## PROBLEM
Without any pictures, reproduce exactly the lines running from the line containing "Transcribe this image's" through the end of the entries.

— Start EXTRACTED DATA —

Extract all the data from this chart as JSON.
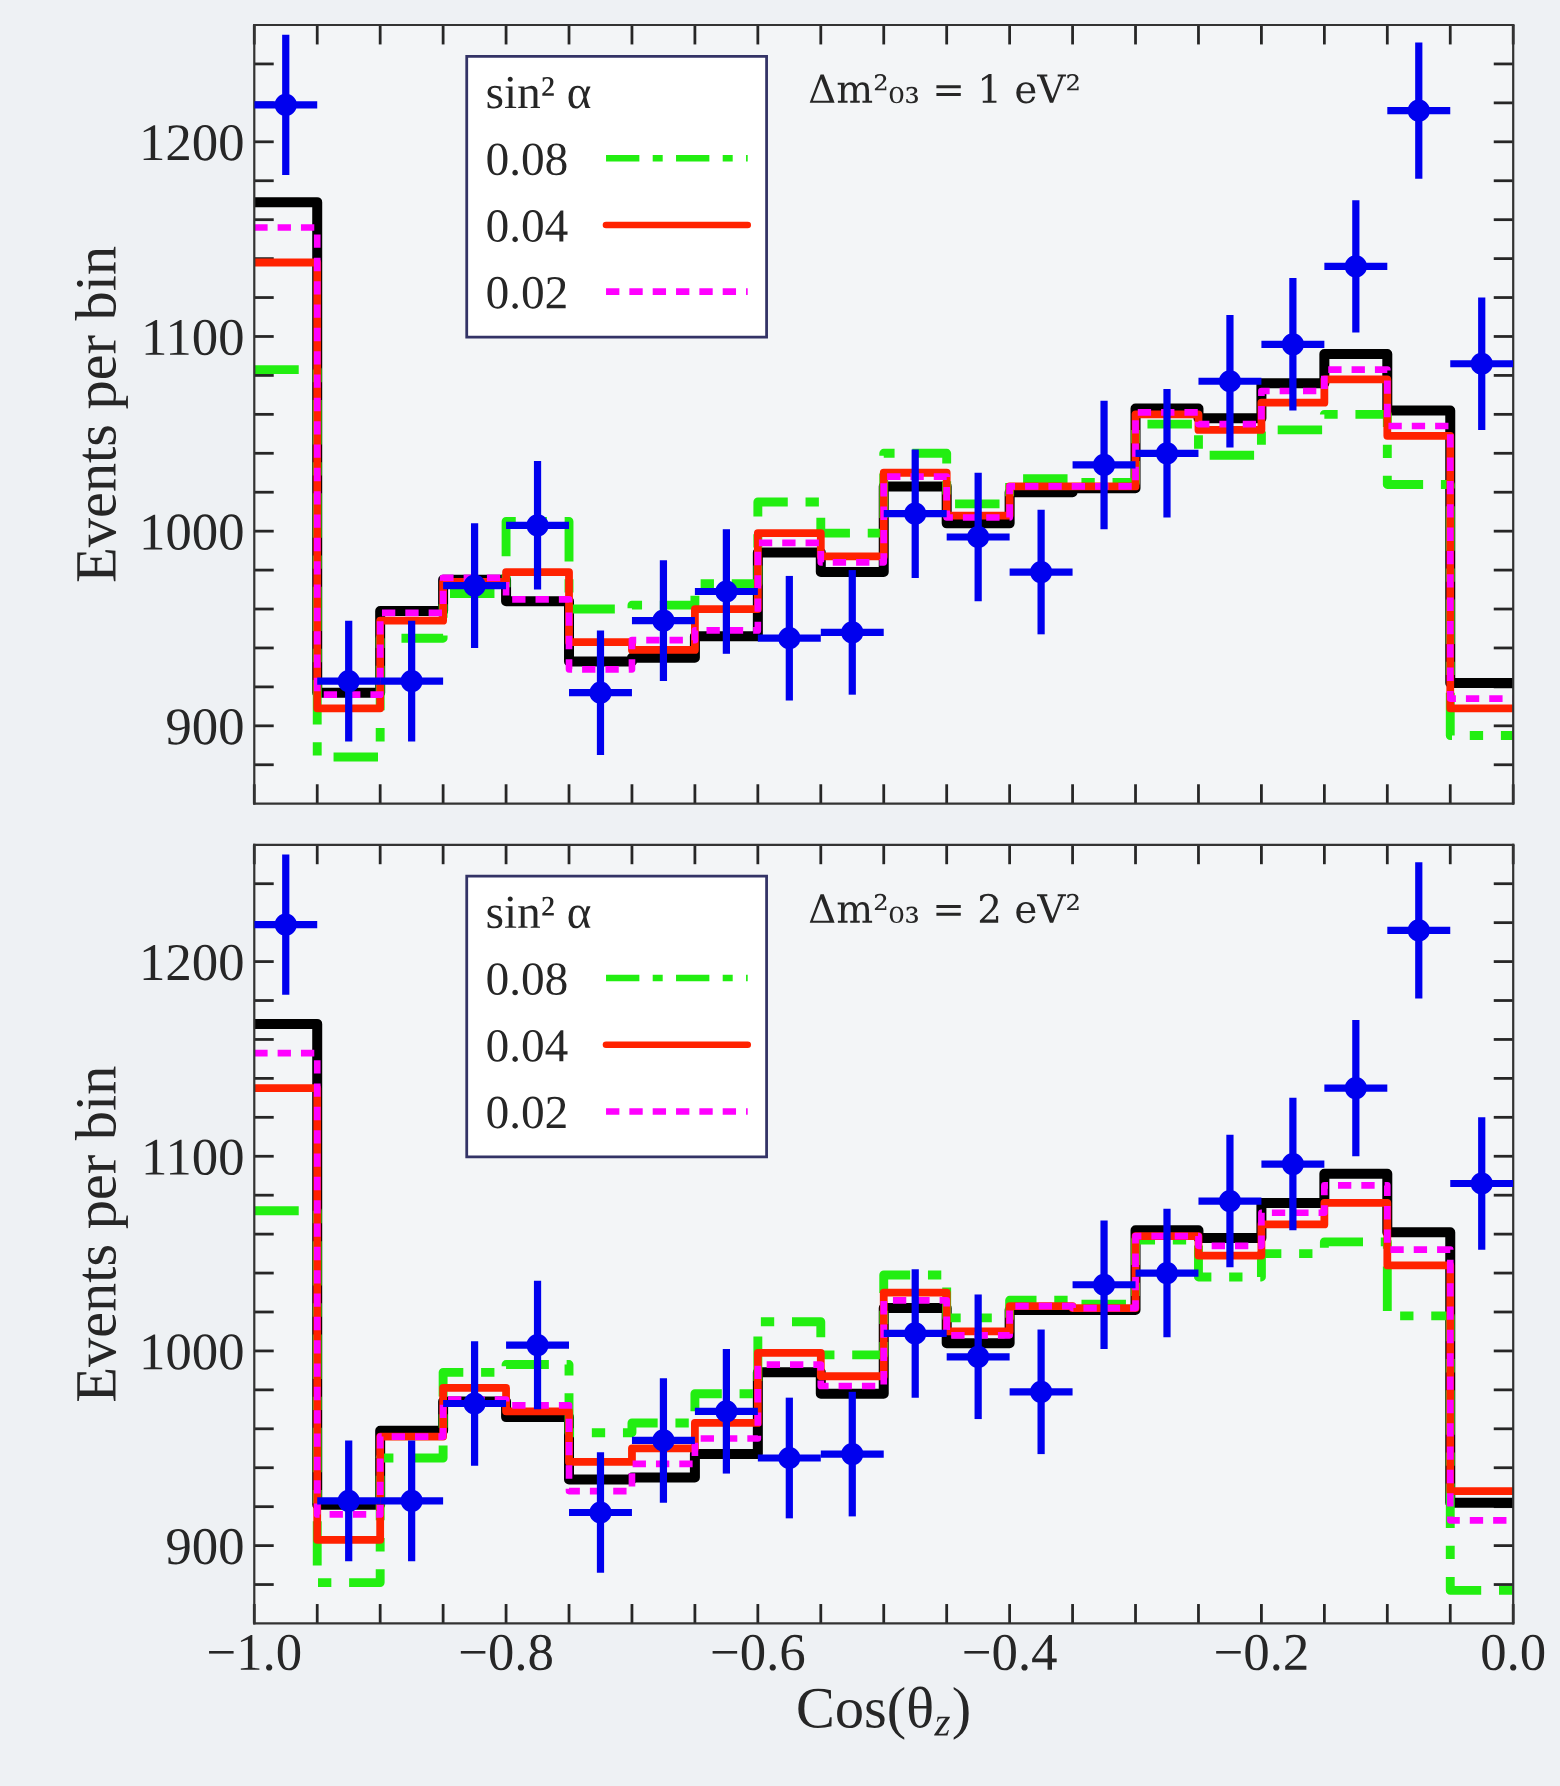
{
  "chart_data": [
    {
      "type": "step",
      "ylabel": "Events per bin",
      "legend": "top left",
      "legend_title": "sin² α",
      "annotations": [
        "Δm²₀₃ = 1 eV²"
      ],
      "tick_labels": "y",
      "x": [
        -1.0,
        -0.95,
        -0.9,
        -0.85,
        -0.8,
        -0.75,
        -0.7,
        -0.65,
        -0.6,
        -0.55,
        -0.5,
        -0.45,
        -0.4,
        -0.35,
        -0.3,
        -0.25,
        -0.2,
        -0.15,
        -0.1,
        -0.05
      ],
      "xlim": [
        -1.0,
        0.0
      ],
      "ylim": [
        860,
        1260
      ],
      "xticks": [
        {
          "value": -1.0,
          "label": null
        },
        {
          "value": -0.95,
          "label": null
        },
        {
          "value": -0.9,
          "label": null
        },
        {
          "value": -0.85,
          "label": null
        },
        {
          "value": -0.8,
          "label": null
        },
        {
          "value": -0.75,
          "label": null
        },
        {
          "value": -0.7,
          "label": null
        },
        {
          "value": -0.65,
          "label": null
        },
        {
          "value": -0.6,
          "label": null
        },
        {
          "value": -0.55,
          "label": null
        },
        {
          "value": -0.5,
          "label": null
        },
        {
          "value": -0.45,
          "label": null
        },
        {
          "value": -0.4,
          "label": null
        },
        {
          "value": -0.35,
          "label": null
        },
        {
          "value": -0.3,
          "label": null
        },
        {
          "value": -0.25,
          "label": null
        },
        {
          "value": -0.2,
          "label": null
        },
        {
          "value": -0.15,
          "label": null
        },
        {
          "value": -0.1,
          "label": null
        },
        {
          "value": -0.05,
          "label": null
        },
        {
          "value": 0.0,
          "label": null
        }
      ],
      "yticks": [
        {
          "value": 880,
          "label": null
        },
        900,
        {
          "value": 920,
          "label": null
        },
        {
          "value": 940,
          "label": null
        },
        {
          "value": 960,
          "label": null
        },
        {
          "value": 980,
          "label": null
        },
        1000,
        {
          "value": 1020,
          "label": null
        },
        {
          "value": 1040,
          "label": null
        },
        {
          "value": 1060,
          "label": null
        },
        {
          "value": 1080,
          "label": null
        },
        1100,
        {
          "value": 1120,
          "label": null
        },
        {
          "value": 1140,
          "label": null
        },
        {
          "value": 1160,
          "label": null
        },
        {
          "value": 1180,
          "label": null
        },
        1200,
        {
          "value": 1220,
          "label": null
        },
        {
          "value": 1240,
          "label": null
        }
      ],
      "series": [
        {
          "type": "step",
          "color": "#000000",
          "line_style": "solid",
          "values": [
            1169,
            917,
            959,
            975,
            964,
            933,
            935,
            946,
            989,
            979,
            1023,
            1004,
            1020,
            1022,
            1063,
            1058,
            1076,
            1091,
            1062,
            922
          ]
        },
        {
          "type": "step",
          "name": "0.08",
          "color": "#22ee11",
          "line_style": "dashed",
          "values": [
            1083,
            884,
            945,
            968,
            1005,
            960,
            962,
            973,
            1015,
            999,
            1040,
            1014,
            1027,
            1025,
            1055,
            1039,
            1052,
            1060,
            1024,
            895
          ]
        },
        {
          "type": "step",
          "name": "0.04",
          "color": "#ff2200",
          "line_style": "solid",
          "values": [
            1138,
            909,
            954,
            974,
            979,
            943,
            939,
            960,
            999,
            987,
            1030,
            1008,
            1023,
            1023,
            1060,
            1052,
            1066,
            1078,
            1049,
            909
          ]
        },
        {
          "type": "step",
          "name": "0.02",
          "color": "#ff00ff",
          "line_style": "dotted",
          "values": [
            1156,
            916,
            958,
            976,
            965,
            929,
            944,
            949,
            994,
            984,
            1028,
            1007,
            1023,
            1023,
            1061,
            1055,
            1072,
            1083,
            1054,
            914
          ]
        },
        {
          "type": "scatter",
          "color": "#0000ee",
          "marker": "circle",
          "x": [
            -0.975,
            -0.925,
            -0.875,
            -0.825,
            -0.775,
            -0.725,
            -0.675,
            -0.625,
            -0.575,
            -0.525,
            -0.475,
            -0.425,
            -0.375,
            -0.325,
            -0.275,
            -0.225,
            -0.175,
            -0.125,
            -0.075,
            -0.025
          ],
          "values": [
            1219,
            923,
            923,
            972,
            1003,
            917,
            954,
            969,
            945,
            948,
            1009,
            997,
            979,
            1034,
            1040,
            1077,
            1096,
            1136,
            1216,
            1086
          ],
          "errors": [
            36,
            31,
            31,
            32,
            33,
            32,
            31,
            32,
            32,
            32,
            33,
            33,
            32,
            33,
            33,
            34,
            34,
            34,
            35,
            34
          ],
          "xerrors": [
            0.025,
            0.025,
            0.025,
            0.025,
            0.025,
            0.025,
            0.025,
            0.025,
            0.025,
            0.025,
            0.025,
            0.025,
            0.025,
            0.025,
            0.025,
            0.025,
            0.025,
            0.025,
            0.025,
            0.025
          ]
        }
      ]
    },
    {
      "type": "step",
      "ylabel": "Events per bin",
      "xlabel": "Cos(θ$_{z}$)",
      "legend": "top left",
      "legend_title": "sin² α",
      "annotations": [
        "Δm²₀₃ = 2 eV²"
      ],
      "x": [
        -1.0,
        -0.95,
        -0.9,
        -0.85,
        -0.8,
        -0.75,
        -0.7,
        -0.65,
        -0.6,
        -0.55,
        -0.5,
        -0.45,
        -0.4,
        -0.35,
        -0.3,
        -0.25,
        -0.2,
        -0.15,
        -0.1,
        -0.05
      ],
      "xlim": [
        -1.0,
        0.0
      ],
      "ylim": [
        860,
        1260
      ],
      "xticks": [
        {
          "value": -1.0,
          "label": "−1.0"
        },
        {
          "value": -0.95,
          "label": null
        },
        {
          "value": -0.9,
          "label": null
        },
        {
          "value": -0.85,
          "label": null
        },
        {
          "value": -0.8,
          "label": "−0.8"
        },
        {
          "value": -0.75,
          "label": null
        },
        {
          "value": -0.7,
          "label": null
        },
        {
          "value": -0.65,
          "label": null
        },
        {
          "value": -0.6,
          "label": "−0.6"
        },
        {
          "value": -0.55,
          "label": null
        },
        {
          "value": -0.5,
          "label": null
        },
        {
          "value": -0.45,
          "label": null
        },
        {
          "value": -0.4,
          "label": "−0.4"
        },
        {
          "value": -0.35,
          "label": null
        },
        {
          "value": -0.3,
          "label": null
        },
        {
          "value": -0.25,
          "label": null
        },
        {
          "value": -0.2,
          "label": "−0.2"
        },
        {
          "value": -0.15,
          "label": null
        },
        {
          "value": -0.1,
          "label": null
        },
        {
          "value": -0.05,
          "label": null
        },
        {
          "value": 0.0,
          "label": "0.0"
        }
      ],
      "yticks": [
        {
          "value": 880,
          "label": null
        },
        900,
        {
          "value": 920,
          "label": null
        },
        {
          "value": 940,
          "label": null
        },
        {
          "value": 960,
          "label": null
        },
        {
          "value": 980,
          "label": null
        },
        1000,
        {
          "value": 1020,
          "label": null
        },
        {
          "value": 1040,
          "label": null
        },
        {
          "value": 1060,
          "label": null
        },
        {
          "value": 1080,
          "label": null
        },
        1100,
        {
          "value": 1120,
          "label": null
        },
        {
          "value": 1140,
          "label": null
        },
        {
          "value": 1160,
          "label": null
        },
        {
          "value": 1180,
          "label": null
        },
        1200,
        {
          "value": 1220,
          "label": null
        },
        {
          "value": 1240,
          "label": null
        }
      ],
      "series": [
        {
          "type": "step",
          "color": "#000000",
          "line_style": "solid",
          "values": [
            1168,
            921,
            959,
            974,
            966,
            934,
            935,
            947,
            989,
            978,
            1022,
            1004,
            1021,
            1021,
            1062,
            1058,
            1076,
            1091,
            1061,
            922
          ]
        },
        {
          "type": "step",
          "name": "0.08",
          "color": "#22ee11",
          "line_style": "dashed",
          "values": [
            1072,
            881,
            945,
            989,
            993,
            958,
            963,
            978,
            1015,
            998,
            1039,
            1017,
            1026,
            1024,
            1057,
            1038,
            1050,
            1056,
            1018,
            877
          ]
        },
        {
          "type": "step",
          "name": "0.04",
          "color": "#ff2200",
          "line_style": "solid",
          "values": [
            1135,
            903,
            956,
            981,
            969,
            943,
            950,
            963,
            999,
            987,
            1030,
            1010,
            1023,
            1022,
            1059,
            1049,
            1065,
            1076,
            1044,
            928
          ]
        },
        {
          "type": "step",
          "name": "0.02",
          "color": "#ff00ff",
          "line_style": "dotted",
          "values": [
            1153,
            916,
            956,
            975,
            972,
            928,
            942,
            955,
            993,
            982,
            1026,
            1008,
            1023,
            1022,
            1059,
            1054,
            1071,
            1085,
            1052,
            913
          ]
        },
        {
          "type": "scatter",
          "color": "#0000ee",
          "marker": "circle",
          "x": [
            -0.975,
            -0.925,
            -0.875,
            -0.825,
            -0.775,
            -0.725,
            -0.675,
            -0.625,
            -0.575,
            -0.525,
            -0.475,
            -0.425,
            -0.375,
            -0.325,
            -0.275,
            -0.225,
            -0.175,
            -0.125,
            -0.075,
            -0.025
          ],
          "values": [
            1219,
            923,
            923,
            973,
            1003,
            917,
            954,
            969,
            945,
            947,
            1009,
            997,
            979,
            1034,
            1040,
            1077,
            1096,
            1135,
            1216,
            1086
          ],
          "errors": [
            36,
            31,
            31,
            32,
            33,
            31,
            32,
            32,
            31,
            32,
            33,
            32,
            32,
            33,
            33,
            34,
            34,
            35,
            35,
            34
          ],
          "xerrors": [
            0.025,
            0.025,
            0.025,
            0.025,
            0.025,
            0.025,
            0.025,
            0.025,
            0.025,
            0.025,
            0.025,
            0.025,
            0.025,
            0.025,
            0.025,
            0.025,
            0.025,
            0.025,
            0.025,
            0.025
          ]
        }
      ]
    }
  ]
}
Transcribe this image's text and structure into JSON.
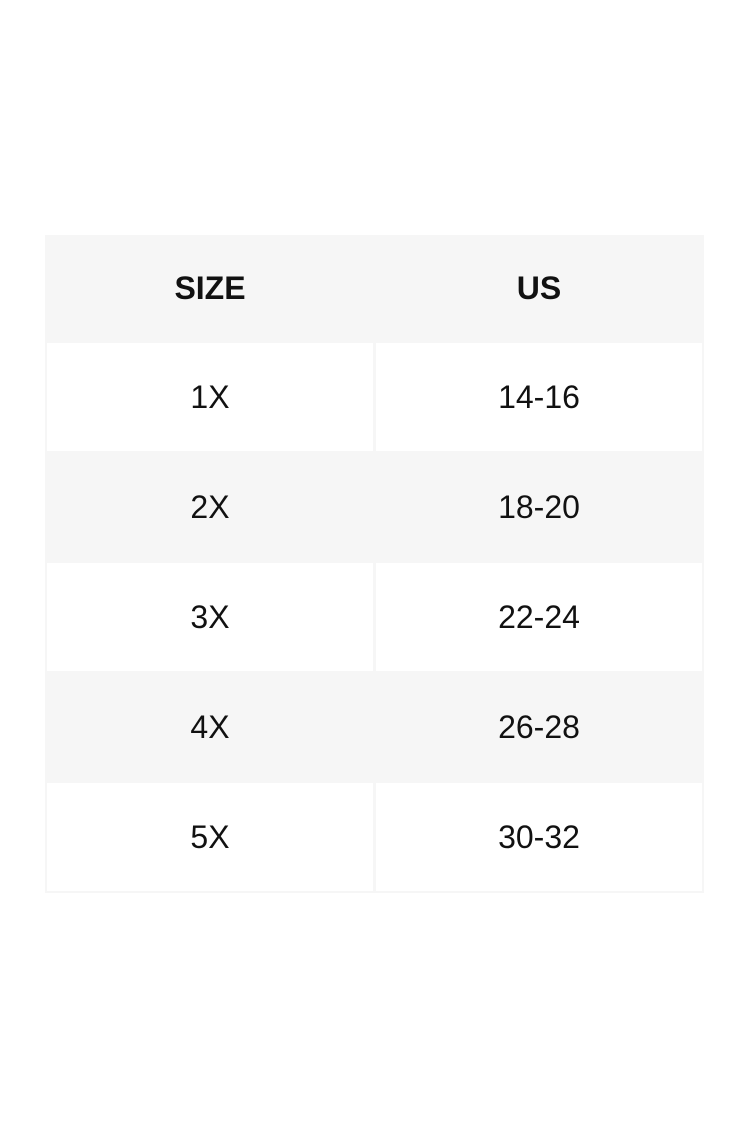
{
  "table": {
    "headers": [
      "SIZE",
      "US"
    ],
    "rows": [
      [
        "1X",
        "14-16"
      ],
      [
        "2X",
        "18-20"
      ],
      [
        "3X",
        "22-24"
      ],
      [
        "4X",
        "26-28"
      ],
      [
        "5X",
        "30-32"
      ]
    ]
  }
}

— End EXTRACTED DATA —

## COMPLETED EXERCISE
Transcribe this image's text and structure into JSON.
{
  "table": {
    "headers": [
      "SIZE",
      "US"
    ],
    "rows": [
      [
        "1X",
        "14-16"
      ],
      [
        "2X",
        "18-20"
      ],
      [
        "3X",
        "22-24"
      ],
      [
        "4X",
        "26-28"
      ],
      [
        "5X",
        "30-32"
      ]
    ]
  }
}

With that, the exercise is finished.